** start **

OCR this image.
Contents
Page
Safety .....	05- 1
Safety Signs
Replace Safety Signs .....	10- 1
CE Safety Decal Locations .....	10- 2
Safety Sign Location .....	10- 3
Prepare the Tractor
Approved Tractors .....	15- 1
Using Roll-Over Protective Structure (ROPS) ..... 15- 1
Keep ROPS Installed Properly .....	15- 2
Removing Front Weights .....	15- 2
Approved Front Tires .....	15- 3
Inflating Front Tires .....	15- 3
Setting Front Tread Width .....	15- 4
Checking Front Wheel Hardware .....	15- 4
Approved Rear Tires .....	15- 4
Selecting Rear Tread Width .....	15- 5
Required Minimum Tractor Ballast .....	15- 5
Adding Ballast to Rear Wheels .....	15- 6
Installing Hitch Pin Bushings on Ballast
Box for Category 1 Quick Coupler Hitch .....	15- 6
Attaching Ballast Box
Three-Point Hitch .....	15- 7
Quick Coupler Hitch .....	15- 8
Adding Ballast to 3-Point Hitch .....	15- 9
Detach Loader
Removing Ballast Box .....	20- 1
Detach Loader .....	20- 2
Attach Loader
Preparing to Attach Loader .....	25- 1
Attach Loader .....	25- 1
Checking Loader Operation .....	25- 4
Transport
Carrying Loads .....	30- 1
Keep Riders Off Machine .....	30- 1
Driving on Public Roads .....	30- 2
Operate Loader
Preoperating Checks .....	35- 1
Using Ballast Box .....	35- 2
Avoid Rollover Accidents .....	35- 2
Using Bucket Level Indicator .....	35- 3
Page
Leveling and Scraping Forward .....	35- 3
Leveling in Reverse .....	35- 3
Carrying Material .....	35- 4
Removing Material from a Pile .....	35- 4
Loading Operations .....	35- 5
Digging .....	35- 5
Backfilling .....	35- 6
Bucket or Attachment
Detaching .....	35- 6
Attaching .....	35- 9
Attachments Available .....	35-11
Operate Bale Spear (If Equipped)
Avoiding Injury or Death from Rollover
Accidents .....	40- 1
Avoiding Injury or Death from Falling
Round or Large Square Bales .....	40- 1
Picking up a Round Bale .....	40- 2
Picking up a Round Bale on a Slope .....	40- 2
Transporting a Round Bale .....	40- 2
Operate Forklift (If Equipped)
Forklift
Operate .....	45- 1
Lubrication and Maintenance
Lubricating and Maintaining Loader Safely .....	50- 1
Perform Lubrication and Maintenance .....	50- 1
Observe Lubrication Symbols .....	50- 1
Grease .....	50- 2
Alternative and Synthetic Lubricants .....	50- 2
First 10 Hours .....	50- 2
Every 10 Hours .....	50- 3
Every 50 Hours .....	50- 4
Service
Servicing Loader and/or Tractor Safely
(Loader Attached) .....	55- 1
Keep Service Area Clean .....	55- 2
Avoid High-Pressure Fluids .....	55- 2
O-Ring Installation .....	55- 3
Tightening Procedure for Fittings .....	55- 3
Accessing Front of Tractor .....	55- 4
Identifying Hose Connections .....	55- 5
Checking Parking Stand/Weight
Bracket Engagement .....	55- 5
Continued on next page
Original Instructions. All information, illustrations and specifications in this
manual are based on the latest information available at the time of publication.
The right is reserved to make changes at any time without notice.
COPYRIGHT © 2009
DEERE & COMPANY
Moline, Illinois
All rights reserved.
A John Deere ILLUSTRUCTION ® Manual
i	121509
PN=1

** end **

◆ To be done: Gather up every line in the data above that contains the word "Attaching", copying each one.

◆ Solution for this exercise:
Attaching Ballast Box
Attaching .....	35- 9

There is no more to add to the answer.